> [Exercise instructions]
Omit every image, and transcribe the remaining entries exactly as given.

(Stored data entries)
#####

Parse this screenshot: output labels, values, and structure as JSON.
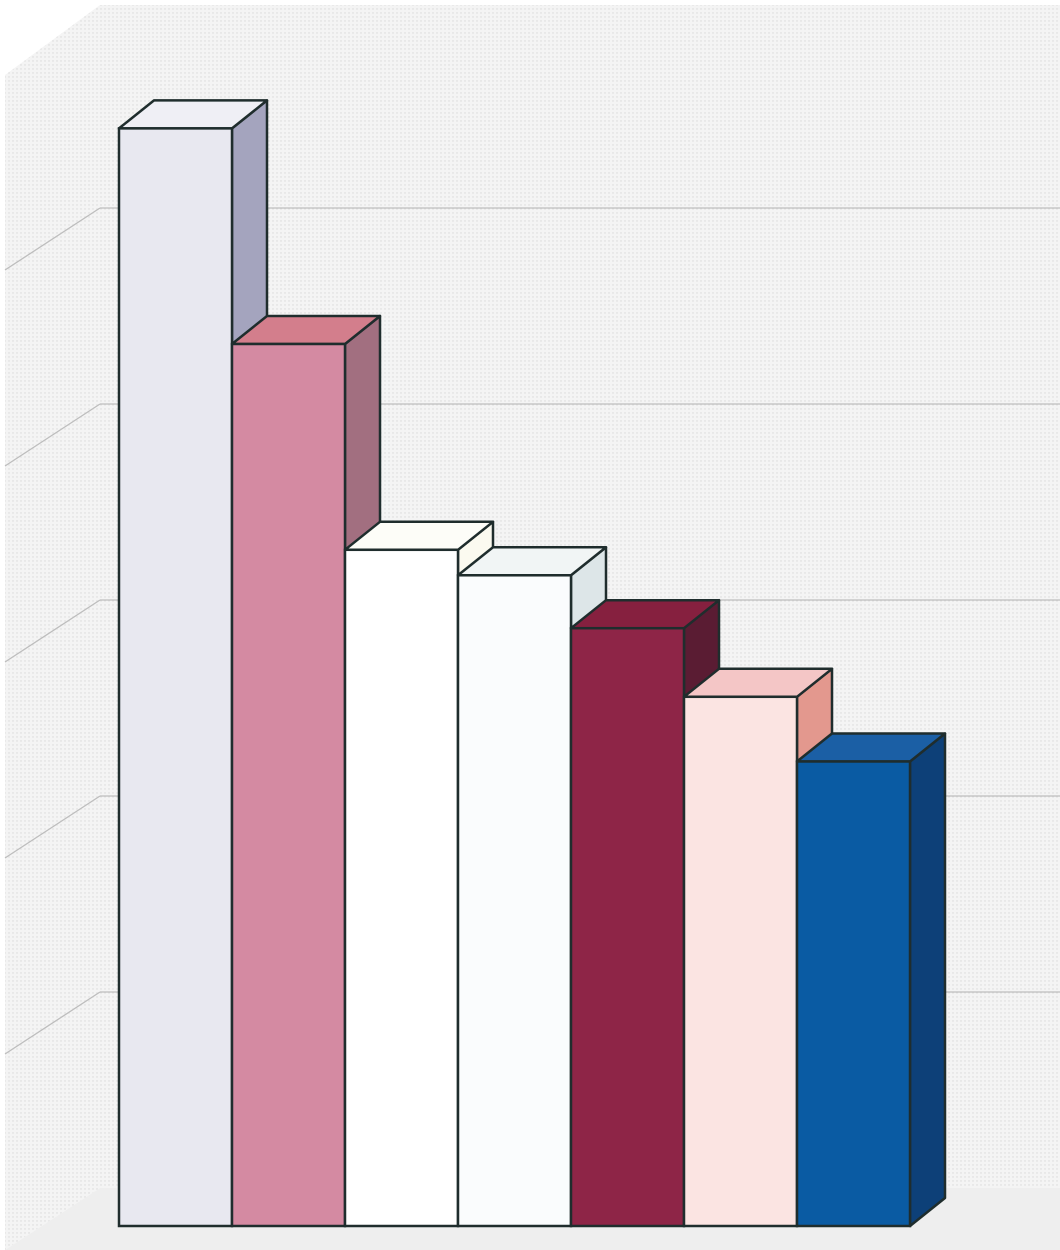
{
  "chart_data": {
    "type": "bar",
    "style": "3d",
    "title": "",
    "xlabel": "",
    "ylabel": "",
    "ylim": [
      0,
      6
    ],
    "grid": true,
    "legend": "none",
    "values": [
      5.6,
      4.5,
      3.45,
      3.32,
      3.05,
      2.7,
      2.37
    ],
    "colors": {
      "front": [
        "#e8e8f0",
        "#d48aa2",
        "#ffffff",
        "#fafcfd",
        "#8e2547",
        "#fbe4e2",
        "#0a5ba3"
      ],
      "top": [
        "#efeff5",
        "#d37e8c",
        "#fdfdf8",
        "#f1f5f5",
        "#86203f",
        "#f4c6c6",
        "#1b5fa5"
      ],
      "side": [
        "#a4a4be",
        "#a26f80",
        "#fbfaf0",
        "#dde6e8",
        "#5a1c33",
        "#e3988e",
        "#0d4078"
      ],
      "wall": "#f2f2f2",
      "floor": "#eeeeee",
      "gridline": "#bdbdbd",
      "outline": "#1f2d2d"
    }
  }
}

#####

> [Correct output]
Parse this screenshot: output labels, values, and structure as JSON.
{
  "chart_data": {
    "type": "bar",
    "style": "3d",
    "title": "",
    "xlabel": "",
    "ylabel": "",
    "ylim": [
      0,
      6
    ],
    "grid": true,
    "legend": "none",
    "values": [
      5.6,
      4.5,
      3.45,
      3.32,
      3.05,
      2.7,
      2.37
    ],
    "colors": {
      "front": [
        "#e8e8f0",
        "#d48aa2",
        "#ffffff",
        "#fafcfd",
        "#8e2547",
        "#fbe4e2",
        "#0a5ba3"
      ],
      "top": [
        "#efeff5",
        "#d37e8c",
        "#fdfdf8",
        "#f1f5f5",
        "#86203f",
        "#f4c6c6",
        "#1b5fa5"
      ],
      "side": [
        "#a4a4be",
        "#a26f80",
        "#fbfaf0",
        "#dde6e8",
        "#5a1c33",
        "#e3988e",
        "#0d4078"
      ],
      "wall": "#f2f2f2",
      "floor": "#eeeeee",
      "gridline": "#bdbdbd",
      "outline": "#1f2d2d"
    }
  }
}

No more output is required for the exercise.